[Collected data entries]
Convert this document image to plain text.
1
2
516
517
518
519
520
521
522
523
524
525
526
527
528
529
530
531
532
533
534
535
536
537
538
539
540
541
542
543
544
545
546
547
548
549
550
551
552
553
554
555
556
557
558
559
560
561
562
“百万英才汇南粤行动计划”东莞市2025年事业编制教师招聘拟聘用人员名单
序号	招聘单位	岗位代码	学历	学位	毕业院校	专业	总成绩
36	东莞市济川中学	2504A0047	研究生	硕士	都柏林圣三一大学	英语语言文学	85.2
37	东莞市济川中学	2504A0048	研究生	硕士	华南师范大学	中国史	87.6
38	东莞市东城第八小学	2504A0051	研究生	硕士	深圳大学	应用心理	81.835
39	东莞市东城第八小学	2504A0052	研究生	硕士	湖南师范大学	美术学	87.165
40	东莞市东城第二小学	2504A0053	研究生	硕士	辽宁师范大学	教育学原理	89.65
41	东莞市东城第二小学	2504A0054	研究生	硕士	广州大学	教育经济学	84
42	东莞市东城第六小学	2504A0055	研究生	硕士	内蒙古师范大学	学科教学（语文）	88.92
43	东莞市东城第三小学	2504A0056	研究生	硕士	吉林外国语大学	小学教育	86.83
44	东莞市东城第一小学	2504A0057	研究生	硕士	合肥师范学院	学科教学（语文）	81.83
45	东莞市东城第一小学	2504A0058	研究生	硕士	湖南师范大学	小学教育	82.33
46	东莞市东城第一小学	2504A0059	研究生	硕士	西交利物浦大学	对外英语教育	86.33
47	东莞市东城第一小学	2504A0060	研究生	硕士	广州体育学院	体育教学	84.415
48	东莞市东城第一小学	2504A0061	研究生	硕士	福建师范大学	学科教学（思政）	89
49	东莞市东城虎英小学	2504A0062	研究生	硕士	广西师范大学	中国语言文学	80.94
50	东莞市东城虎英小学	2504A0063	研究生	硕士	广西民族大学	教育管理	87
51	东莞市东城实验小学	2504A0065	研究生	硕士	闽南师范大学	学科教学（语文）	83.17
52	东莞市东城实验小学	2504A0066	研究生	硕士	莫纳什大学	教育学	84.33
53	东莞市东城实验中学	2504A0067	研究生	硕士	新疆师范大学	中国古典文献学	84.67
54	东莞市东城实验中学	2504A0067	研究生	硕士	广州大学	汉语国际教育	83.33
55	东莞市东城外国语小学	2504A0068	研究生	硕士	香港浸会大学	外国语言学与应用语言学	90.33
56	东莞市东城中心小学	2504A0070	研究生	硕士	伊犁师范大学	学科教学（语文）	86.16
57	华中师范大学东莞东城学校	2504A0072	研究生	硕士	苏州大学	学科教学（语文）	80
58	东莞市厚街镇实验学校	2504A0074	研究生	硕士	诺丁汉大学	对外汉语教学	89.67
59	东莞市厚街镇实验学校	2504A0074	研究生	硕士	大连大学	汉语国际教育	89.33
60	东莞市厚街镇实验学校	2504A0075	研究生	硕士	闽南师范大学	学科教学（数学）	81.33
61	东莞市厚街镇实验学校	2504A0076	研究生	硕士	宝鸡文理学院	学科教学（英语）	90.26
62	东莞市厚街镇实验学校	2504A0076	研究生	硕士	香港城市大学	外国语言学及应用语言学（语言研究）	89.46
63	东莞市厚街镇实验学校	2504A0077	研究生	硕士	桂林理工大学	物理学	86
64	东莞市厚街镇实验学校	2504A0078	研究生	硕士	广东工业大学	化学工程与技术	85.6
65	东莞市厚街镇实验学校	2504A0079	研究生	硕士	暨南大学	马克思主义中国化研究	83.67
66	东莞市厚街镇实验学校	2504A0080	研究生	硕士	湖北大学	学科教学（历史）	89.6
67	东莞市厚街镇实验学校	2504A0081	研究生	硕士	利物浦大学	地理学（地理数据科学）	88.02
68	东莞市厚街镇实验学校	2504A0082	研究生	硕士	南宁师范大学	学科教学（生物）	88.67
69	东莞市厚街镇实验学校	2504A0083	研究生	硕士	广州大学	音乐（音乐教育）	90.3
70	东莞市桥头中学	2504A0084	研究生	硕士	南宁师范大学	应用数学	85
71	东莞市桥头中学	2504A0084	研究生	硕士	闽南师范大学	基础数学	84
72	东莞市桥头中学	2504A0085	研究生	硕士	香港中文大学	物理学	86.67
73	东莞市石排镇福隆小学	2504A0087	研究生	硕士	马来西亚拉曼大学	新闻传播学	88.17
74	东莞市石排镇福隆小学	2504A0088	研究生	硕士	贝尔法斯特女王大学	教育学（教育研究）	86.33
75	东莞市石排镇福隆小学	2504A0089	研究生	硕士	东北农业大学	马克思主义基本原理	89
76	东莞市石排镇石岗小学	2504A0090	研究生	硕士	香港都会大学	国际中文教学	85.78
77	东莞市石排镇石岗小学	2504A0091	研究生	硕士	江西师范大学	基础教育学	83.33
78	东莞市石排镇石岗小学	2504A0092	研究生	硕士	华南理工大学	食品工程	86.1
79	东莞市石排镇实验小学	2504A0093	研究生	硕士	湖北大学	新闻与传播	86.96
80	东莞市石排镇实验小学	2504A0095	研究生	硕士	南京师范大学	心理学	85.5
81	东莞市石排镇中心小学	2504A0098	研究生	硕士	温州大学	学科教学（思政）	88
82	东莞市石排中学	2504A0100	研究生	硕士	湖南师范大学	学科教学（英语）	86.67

Do this: The entries above must be returned exactly.

Answer for the task:
Convert this document image to plain text.
1
2
516
517
518
519
520
521
522
523
524
525
526
527
528
529
530
531
532
533
534
535
536
537
538
539
540
541
542
543
544
545
546
547
548
549
550
551
552
553
554
555
556
557
558
559
560
561
562
“百万英才汇南粤行动计划”东莞市2025年事业编制教师招聘拟聘用人员名单
序号	招聘单位	岗位代码	学历	学位	毕业院校	专业	总成绩
36	东莞市济川中学	2504A0047	研究生	硕士	都柏林圣三一大学	英语语言文学	85.2
37	东莞市济川中学	2504A0048	研究生	硕士	华南师范大学	中国史	87.6
38	东莞市东城第八小学	2504A0051	研究生	硕士	深圳大学	应用心理	81.835
39	东莞市东城第八小学	2504A0052	研究生	硕士	湖南师范大学	美术学	87.165
40	东莞市东城第二小学	2504A0053	研究生	硕士	辽宁师范大学	教育学原理	89.65
41	东莞市东城第二小学	2504A0054	研究生	硕士	广州大学	教育经济学	84
42	东莞市东城第六小学	2504A0055	研究生	硕士	内蒙古师范大学	学科教学（语文）	88.92
43	东莞市东城第三小学	2504A0056	研究生	硕士	吉林外国语大学	小学教育	86.83
44	东莞市东城第一小学	2504A0057	研究生	硕士	合肥师范学院	学科教学（语文）	81.83
45	东莞市东城第一小学	2504A0058	研究生	硕士	湖南师范大学	小学教育	82.33
46	东莞市东城第一小学	2504A0059	研究生	硕士	西交利物浦大学	对外英语教育	86.33
47	东莞市东城第一小学	2504A0060	研究生	硕士	广州体育学院	体育教学	84.415
48	东莞市东城第一小学	2504A0061	研究生	硕士	福建师范大学	学科教学（思政）	89
49	东莞市东城虎英小学	2504A0062	研究生	硕士	广西师范大学	中国语言文学	80.94
50	东莞市东城虎英小学	2504A0063	研究生	硕士	广西民族大学	教育管理	87
51	东莞市东城实验小学	2504A0065	研究生	硕士	闽南师范大学	学科教学（语文）	83.17
52	东莞市东城实验小学	2504A0066	研究生	硕士	莫纳什大学	教育学	84.33
53	东莞市东城实验中学	2504A0067	研究生	硕士	新疆师范大学	中国古典文献学	84.67
54	东莞市东城实验中学	2504A0067	研究生	硕士	广州大学	汉语国际教育	83.33
55	东莞市东城外国语小学	2504A0068	研究生	硕士	香港浸会大学	外国语言学与应用语言学	90.33
56	东莞市东城中心小学	2504A0070	研究生	硕士	伊犁师范大学	学科教学（语文）	86.16
57	华中师范大学东莞东城学校	2504A0072	研究生	硕士	苏州大学	学科教学（语文）	80
58	东莞市厚街镇实验学校	2504A0074	研究生	硕士	诺丁汉大学	对外汉语教学	89.67
59	东莞市厚街镇实验学校	2504A0074	研究生	硕士	大连大学	汉语国际教育	89.33
60	东莞市厚街镇实验学校	2504A0075	研究生	硕士	闽南师范大学	学科教学（数学）	81.33
61	东莞市厚街镇实验学校	2504A0076	研究生	硕士	宝鸡文理学院	学科教学（英语）	90.26
62	东莞市厚街镇实验学校	2504A0076	研究生	硕士	香港城市大学	外国语言学及应用语言学（语言研究）	89.46
63	东莞市厚街镇实验学校	2504A0077	研究生	硕士	桂林理工大学	物理学	86
64	东莞市厚街镇实验学校	2504A0078	研究生	硕士	广东工业大学	化学工程与技术	85.6
65	东莞市厚街镇实验学校	2504A0079	研究生	硕士	暨南大学	马克思主义中国化研究	83.67
66	东莞市厚街镇实验学校	2504A0080	研究生	硕士	湖北大学	学科教学（历史）	89.6
67	东莞市厚街镇实验学校	2504A0081	研究生	硕士	利物浦大学	地理学（地理数据科学）	88.02
68	东莞市厚街镇实验学校	2504A0082	研究生	硕士	南宁师范大学	学科教学（生物）	88.67
69	东莞市厚街镇实验学校	2504A0083	研究生	硕士	广州大学	音乐（音乐教育）	90.3
70	东莞市桥头中学	2504A0084	研究生	硕士	南宁师范大学	应用数学	85
71	东莞市桥头中学	2504A0084	研究生	硕士	闽南师范大学	基础数学	84
72	东莞市桥头中学	2504A0085	研究生	硕士	香港中文大学	物理学	86.67
73	东莞市石排镇福隆小学	2504A0087	研究生	硕士	马来西亚拉曼大学	新闻传播学	88.17
74	东莞市石排镇福隆小学	2504A0088	研究生	硕士	贝尔法斯特女王大学	教育学（教育研究）	86.33
75	东莞市石排镇福隆小学	2504A0089	研究生	硕士	东北农业大学	马克思主义基本原理	89
76	东莞市石排镇石岗小学	2504A0090	研究生	硕士	香港都会大学	国际中文教学	85.78
77	东莞市石排镇石岗小学	2504A0091	研究生	硕士	江西师范大学	基础教育学	83.33
78	东莞市石排镇石岗小学	2504A0092	研究生	硕士	华南理工大学	食品工程	86.1
79	东莞市石排镇实验小学	2504A0093	研究生	硕士	湖北大学	新闻与传播	86.96
80	东莞市石排镇实验小学	2504A0095	研究生	硕士	南京师范大学	心理学	85.5
81	东莞市石排镇中心小学	2504A0098	研究生	硕士	温州大学	学科教学（思政）	88
82	东莞市石排中学	2504A0100	研究生	硕士	湖南师范大学	学科教学（英语）	86.67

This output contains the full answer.